** start Record excerpts **

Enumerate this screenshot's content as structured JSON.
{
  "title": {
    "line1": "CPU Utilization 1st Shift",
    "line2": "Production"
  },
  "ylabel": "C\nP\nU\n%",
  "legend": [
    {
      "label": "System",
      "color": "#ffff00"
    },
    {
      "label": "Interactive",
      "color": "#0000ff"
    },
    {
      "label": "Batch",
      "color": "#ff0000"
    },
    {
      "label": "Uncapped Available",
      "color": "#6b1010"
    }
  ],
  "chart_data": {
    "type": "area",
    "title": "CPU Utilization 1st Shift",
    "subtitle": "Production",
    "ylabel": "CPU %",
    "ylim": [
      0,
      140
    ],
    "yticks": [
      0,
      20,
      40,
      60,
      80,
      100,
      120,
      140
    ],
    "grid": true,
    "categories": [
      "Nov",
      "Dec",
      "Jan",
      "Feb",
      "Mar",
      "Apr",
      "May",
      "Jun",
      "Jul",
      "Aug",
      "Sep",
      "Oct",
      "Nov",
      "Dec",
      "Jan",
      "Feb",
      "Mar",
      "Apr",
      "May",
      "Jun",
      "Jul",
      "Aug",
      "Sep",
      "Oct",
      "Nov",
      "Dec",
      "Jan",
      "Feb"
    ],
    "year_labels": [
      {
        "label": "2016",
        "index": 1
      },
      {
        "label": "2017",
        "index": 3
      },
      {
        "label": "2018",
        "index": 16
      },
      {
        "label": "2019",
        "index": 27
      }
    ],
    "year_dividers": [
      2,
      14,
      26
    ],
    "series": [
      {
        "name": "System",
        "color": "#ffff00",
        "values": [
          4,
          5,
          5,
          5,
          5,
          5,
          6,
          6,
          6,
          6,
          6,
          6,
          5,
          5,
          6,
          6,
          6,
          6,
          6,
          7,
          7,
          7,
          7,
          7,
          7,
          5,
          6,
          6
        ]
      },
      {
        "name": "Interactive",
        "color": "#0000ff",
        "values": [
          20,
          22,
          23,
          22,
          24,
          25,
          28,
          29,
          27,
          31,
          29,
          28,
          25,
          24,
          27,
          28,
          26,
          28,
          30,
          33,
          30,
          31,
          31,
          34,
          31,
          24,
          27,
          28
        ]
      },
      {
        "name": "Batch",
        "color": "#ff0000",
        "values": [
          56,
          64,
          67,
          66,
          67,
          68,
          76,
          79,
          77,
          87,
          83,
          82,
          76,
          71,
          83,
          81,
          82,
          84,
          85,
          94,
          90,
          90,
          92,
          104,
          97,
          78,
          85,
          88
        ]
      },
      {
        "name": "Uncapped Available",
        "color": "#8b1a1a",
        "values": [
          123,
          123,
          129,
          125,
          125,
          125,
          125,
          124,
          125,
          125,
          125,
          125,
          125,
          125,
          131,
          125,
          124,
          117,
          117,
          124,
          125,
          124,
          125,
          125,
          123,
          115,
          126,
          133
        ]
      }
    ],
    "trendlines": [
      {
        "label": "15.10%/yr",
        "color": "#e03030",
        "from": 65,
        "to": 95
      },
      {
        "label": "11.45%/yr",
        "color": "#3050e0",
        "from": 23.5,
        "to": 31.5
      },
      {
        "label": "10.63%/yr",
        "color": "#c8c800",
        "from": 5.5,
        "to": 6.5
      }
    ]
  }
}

** end Record excerpts **

Task details: Copy every line of the material in which the word "Utilization" occurs.

Complete answer:
    "line1": "CPU Utilization 1st Shift",
    "title": "CPU Utilization 1st Shift",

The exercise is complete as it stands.